§ **Task objective**: Transcribe all the entries word for word, omitting any pictures they contain.

** Start of Dataset **

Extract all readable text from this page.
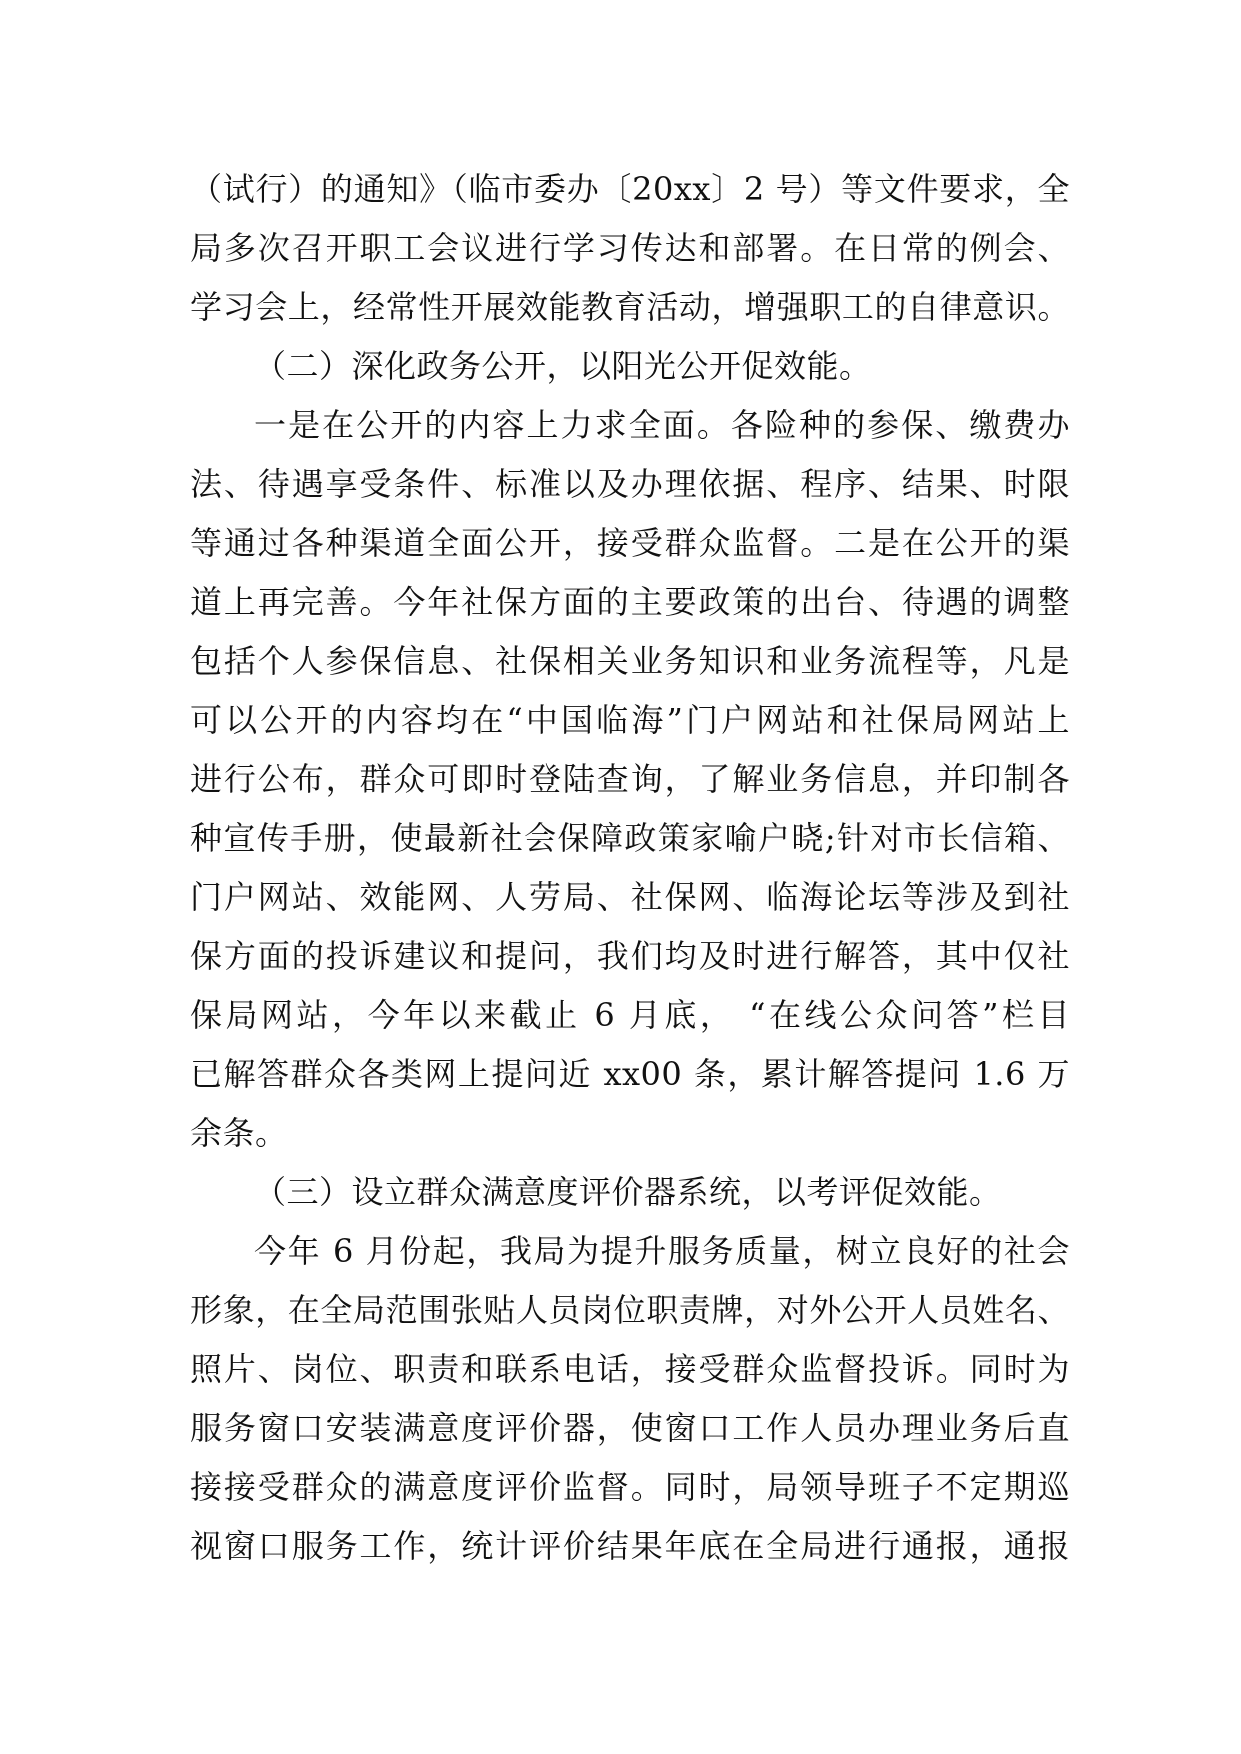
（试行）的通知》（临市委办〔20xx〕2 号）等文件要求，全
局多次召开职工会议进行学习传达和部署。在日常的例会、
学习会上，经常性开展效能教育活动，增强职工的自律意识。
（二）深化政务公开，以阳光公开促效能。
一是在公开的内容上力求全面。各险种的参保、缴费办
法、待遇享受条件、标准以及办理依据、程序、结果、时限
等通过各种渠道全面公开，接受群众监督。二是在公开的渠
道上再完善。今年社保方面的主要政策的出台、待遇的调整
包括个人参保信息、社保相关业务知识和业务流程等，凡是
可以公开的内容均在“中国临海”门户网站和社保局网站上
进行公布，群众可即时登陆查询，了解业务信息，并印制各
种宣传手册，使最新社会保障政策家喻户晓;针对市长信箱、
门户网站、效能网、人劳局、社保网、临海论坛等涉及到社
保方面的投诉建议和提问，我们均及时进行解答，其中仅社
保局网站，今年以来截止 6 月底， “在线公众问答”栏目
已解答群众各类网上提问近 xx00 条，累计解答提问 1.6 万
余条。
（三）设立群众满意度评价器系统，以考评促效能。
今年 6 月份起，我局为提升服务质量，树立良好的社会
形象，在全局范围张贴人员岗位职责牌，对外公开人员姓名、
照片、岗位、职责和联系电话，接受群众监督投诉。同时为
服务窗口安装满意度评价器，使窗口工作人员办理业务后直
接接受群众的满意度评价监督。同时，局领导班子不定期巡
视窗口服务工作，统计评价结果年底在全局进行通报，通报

** End of Dataset **

§ **The output**:
Extract all readable text from this page.
（试行）的通知》（临市委办〔20xx〕2 号）等文件要求，全
局多次召开职工会议进行学习传达和部署。在日常的例会、
学习会上，经常性开展效能教育活动，增强职工的自律意识。
（二）深化政务公开，以阳光公开促效能。
一是在公开的内容上力求全面。各险种的参保、缴费办
法、待遇享受条件、标准以及办理依据、程序、结果、时限
等通过各种渠道全面公开，接受群众监督。二是在公开的渠
道上再完善。今年社保方面的主要政策的出台、待遇的调整
包括个人参保信息、社保相关业务知识和业务流程等，凡是
可以公开的内容均在“中国临海”门户网站和社保局网站上
进行公布，群众可即时登陆查询，了解业务信息，并印制各
种宣传手册，使最新社会保障政策家喻户晓;针对市长信箱、
门户网站、效能网、人劳局、社保网、临海论坛等涉及到社
保方面的投诉建议和提问，我们均及时进行解答，其中仅社
保局网站，今年以来截止 6 月底， “在线公众问答”栏目
已解答群众各类网上提问近 xx00 条，累计解答提问 1.6 万
余条。
（三）设立群众满意度评价器系统，以考评促效能。
今年 6 月份起，我局为提升服务质量，树立良好的社会
形象，在全局范围张贴人员岗位职责牌，对外公开人员姓名、
照片、岗位、职责和联系电话，接受群众监督投诉。同时为
服务窗口安装满意度评价器，使窗口工作人员办理业务后直
接接受群众的满意度评价监督。同时，局领导班子不定期巡
视窗口服务工作，统计评价结果年底在全局进行通报，通报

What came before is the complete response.